# [Your task]
Below are some records; return each one exactly.

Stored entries
-- begin --

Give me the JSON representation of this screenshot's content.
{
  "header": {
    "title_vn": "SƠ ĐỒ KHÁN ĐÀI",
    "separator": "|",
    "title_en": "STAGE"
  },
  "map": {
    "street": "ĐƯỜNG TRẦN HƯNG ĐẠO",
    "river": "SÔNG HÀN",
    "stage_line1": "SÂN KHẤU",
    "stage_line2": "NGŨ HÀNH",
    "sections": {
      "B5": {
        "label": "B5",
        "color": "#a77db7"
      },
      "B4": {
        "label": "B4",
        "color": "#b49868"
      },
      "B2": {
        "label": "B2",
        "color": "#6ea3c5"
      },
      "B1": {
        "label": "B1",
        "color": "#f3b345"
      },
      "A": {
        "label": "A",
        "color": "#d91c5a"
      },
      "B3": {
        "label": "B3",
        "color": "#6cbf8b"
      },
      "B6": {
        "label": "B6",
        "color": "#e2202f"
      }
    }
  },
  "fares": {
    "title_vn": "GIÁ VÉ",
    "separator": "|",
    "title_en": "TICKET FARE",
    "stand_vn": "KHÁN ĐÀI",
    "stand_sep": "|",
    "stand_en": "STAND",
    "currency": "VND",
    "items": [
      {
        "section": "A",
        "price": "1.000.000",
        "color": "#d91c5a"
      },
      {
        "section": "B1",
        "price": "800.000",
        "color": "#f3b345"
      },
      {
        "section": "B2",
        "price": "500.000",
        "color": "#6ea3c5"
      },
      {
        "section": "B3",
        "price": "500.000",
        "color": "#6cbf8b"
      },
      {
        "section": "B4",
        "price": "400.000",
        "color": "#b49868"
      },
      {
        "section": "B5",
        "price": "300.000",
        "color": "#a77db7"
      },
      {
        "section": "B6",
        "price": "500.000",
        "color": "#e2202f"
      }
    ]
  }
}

-- end --

# [Solution]
Give me the JSON representation of this screenshot's content.
{
  "header": {
    "title_vn": "SƠ ĐỒ KHÁN ĐÀI",
    "separator": "|",
    "title_en": "STAGE"
  },
  "map": {
    "street": "ĐƯỜNG TRẦN HƯNG ĐẠO",
    "river": "SÔNG HÀN",
    "stage_line1": "SÂN KHẤU",
    "stage_line2": "NGŨ HÀNH",
    "sections": {
      "B5": {
        "label": "B5",
        "color": "#a77db7"
      },
      "B4": {
        "label": "B4",
        "color": "#b49868"
      },
      "B2": {
        "label": "B2",
        "color": "#6ea3c5"
      },
      "B1": {
        "label": "B1",
        "color": "#f3b345"
      },
      "A": {
        "label": "A",
        "color": "#d91c5a"
      },
      "B3": {
        "label": "B3",
        "color": "#6cbf8b"
      },
      "B6": {
        "label": "B6",
        "color": "#e2202f"
      }
    }
  },
  "fares": {
    "title_vn": "GIÁ VÉ",
    "separator": "|",
    "title_en": "TICKET FARE",
    "stand_vn": "KHÁN ĐÀI",
    "stand_sep": "|",
    "stand_en": "STAND",
    "currency": "VND",
    "items": [
      {
        "section": "A",
        "price": "1.000.000",
        "color": "#d91c5a"
      },
      {
        "section": "B1",
        "price": "800.000",
        "color": "#f3b345"
      },
      {
        "section": "B2",
        "price": "500.000",
        "color": "#6ea3c5"
      },
      {
        "section": "B3",
        "price": "500.000",
        "color": "#6cbf8b"
      },
      {
        "section": "B4",
        "price": "400.000",
        "color": "#b49868"
      },
      {
        "section": "B5",
        "price": "300.000",
        "color": "#a77db7"
      },
      {
        "section": "B6",
        "price": "500.000",
        "color": "#e2202f"
      }
    ]
  }
}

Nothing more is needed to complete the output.